• Instruction: Write out the whole of the material exactly.

Data records

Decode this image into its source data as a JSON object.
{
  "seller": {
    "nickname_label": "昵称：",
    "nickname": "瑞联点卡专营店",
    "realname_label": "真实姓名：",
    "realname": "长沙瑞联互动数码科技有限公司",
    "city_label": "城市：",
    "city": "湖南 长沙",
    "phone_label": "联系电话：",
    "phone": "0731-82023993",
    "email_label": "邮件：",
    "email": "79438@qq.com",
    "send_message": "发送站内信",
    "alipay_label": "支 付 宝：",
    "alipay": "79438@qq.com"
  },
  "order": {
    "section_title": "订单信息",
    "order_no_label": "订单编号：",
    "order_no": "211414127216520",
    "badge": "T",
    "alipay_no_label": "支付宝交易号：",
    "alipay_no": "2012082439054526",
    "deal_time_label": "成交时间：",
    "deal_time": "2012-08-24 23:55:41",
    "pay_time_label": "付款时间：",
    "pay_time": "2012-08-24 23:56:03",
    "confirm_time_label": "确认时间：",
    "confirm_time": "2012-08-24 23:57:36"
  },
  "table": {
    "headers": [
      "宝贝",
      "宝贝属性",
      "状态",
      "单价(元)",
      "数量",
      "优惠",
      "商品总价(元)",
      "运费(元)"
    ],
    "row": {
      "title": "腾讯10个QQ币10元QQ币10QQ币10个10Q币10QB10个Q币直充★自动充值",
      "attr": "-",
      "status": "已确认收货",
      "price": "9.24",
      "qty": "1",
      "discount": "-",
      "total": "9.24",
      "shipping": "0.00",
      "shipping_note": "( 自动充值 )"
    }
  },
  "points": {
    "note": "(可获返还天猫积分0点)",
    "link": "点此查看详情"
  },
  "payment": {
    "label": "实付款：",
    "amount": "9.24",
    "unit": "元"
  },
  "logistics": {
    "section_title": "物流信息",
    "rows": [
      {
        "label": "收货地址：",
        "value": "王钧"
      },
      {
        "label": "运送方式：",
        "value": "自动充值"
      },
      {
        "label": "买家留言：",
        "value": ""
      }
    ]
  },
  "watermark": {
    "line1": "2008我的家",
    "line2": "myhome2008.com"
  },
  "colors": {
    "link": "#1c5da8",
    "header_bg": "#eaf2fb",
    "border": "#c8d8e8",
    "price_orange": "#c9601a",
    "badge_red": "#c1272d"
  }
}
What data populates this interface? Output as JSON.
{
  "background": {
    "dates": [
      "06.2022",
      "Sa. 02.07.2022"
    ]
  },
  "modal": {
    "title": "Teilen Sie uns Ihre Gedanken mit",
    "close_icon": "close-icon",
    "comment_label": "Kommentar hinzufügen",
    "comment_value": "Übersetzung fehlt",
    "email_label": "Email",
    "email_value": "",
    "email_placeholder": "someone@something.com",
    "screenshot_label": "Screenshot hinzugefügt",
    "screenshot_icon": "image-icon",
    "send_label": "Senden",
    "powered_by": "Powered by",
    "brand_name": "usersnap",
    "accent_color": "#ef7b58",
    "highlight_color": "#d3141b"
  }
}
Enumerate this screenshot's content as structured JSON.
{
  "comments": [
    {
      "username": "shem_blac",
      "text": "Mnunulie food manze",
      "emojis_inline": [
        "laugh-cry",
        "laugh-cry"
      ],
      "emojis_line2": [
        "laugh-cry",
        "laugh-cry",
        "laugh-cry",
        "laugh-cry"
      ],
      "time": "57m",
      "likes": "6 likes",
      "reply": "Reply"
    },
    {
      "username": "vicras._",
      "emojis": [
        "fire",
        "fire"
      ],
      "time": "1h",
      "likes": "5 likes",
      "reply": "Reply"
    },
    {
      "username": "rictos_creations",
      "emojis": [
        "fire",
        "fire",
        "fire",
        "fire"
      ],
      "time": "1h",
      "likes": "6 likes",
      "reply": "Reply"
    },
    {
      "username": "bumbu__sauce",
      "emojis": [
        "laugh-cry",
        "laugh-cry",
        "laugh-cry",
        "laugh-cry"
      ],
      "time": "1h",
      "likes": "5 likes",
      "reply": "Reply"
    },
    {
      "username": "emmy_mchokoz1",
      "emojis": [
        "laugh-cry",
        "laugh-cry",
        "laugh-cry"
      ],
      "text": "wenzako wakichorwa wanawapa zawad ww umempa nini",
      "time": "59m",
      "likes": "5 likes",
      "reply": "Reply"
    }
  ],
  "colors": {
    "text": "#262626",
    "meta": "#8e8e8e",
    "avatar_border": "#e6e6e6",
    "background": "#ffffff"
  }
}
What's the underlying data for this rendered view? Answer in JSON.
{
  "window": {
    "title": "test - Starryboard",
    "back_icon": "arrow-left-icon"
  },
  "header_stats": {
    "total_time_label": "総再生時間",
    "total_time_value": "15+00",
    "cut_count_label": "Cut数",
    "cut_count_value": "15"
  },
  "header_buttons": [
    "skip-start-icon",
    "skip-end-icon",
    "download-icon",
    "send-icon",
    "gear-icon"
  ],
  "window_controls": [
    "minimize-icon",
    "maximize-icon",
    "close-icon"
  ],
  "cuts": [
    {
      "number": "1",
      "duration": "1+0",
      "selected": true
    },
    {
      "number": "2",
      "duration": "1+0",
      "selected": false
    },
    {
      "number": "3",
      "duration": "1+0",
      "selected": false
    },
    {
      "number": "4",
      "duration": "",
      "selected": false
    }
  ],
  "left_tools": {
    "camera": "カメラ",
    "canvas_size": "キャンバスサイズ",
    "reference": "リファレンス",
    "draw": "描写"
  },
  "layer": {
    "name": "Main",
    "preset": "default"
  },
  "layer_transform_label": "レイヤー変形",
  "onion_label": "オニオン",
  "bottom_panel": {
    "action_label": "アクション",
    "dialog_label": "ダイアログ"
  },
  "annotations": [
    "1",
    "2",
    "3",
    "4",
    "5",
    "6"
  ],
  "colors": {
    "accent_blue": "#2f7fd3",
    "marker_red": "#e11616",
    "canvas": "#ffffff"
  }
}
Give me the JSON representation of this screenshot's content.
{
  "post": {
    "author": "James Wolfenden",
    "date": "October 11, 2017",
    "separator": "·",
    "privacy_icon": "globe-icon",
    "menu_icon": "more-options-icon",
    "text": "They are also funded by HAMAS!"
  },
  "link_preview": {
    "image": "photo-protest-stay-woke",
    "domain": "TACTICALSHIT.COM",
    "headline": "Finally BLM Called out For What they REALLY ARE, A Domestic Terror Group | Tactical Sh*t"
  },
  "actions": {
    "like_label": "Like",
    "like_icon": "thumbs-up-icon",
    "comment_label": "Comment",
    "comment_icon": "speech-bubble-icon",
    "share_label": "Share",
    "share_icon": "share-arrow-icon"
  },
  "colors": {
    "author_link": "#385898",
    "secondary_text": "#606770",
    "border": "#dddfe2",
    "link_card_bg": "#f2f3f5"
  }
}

• Solution:
Decode this image into its source data as a JSON object.
{
  "seller": {
    "nickname_label": "昵称：",
    "nickname": "瑞联点卡专营店",
    "realname_label": "真实姓名：",
    "realname": "长沙瑞联互动数码科技有限公司",
    "city_label": "城市：",
    "city": "湖南 长沙",
    "phone_label": "联系电话：",
    "phone": "0731-82023993",
    "email_label": "邮件：",
    "email": "79438@qq.com",
    "send_message": "发送站内信",
    "alipay_label": "支 付 宝：",
    "alipay": "79438@qq.com"
  },
  "order": {
    "section_title": "订单信息",
    "order_no_label": "订单编号：",
    "order_no": "211414127216520",
    "badge": "T",
    "alipay_no_label": "支付宝交易号：",
    "alipay_no": "2012082439054526",
    "deal_time_label": "成交时间：",
    "deal_time": "2012-08-24 23:55:41",
    "pay_time_label": "付款时间：",
    "pay_time": "2012-08-24 23:56:03",
    "confirm_time_label": "确认时间：",
    "confirm_time": "2012-08-24 23:57:36"
  },
  "table": {
    "headers": [
      "宝贝",
      "宝贝属性",
      "状态",
      "单价(元)",
      "数量",
      "优惠",
      "商品总价(元)",
      "运费(元)"
    ],
    "row": {
      "title": "腾讯10个QQ币10元QQ币10QQ币10个10Q币10QB10个Q币直充★自动充值",
      "attr": "-",
      "status": "已确认收货",
      "price": "9.24",
      "qty": "1",
      "discount": "-",
      "total": "9.24",
      "shipping": "0.00",
      "shipping_note": "( 自动充值 )"
    }
  },
  "points": {
    "note": "(可获返还天猫积分0点)",
    "link": "点此查看详情"
  },
  "payment": {
    "label": "实付款：",
    "amount": "9.24",
    "unit": "元"
  },
  "logistics": {
    "section_title": "物流信息",
    "rows": [
      {
        "label": "收货地址：",
        "value": "王钧"
      },
      {
        "label": "运送方式：",
        "value": "自动充值"
      },
      {
        "label": "买家留言：",
        "value": ""
      }
    ]
  },
  "watermark": {
    "line1": "2008我的家",
    "line2": "myhome2008.com"
  },
  "colors": {
    "link": "#1c5da8",
    "header_bg": "#eaf2fb",
    "border": "#c8d8e8",
    "price_orange": "#c9601a",
    "badge_red": "#c1272d"
  }
}
What data populates this interface? Output as JSON.
{
  "background": {
    "dates": [
      "06.2022",
      "Sa. 02.07.2022"
    ]
  },
  "modal": {
    "title": "Teilen Sie uns Ihre Gedanken mit",
    "close_icon": "close-icon",
    "comment_label": "Kommentar hinzufügen",
    "comment_value": "Übersetzung fehlt",
    "email_label": "Email",
    "email_value": "",
    "email_placeholder": "someone@something.com",
    "screenshot_label": "Screenshot hinzugefügt",
    "screenshot_icon": "image-icon",
    "send_label": "Senden",
    "powered_by": "Powered by",
    "brand_name": "usersnap",
    "accent_color": "#ef7b58",
    "highlight_color": "#d3141b"
  }
}
Enumerate this screenshot's content as structured JSON.
{
  "comments": [
    {
      "username": "shem_blac",
      "text": "Mnunulie food manze",
      "emojis_inline": [
        "laugh-cry",
        "laugh-cry"
      ],
      "emojis_line2": [
        "laugh-cry",
        "laugh-cry",
        "laugh-cry",
        "laugh-cry"
      ],
      "time": "57m",
      "likes": "6 likes",
      "reply": "Reply"
    },
    {
      "username": "vicras._",
      "emojis": [
        "fire",
        "fire"
      ],
      "time": "1h",
      "likes": "5 likes",
      "reply": "Reply"
    },
    {
      "username": "rictos_creations",
      "emojis": [
        "fire",
        "fire",
        "fire",
        "fire"
      ],
      "time": "1h",
      "likes": "6 likes",
      "reply": "Reply"
    },
    {
      "username": "bumbu__sauce",
      "emojis": [
        "laugh-cry",
        "laugh-cry",
        "laugh-cry",
        "laugh-cry"
      ],
      "time": "1h",
      "likes": "5 likes",
      "reply": "Reply"
    },
    {
      "username": "emmy_mchokoz1",
      "emojis": [
        "laugh-cry",
        "laugh-cry",
        "laugh-cry"
      ],
      "text": "wenzako wakichorwa wanawapa zawad ww umempa nini",
      "time": "59m",
      "likes": "5 likes",
      "reply": "Reply"
    }
  ],
  "colors": {
    "text": "#262626",
    "meta": "#8e8e8e",
    "avatar_border": "#e6e6e6",
    "background": "#ffffff"
  }
}
What's the underlying data for this rendered view? Answer in JSON.
{
  "window": {
    "title": "test - Starryboard",
    "back_icon": "arrow-left-icon"
  },
  "header_stats": {
    "total_time_label": "総再生時間",
    "total_time_value": "15+00",
    "cut_count_label": "Cut数",
    "cut_count_value": "15"
  },
  "header_buttons": [
    "skip-start-icon",
    "skip-end-icon",
    "download-icon",
    "send-icon",
    "gear-icon"
  ],
  "window_controls": [
    "minimize-icon",
    "maximize-icon",
    "close-icon"
  ],
  "cuts": [
    {
      "number": "1",
      "duration": "1+0",
      "selected": true
    },
    {
      "number": "2",
      "duration": "1+0",
      "selected": false
    },
    {
      "number": "3",
      "duration": "1+0",
      "selected": false
    },
    {
      "number": "4",
      "duration": "",
      "selected": false
    }
  ],
  "left_tools": {
    "camera": "カメラ",
    "canvas_size": "キャンバスサイズ",
    "reference": "リファレンス",
    "draw": "描写"
  },
  "layer": {
    "name": "Main",
    "preset": "default"
  },
  "layer_transform_label": "レイヤー変形",
  "onion_label": "オニオン",
  "bottom_panel": {
    "action_label": "アクション",
    "dialog_label": "ダイアログ"
  },
  "annotations": [
    "1",
    "2",
    "3",
    "4",
    "5",
    "6"
  ],
  "colors": {
    "accent_blue": "#2f7fd3",
    "marker_red": "#e11616",
    "canvas": "#ffffff"
  }
}
Give me the JSON representation of this screenshot's content.
{
  "post": {
    "author": "James Wolfenden",
    "date": "October 11, 2017",
    "separator": "·",
    "privacy_icon": "globe-icon",
    "menu_icon": "more-options-icon",
    "text": "They are also funded by HAMAS!"
  },
  "link_preview": {
    "image": "photo-protest-stay-woke",
    "domain": "TACTICALSHIT.COM",
    "headline": "Finally BLM Called out For What they REALLY ARE, A Domestic Terror Group | Tactical Sh*t"
  },
  "actions": {
    "like_label": "Like",
    "like_icon": "thumbs-up-icon",
    "comment_label": "Comment",
    "comment_icon": "speech-bubble-icon",
    "share_label": "Share",
    "share_icon": "share-arrow-icon"
  },
  "colors": {
    "author_link": "#385898",
    "secondary_text": "#606770",
    "border": "#dddfe2",
    "link_card_bg": "#f2f3f5"
  }
}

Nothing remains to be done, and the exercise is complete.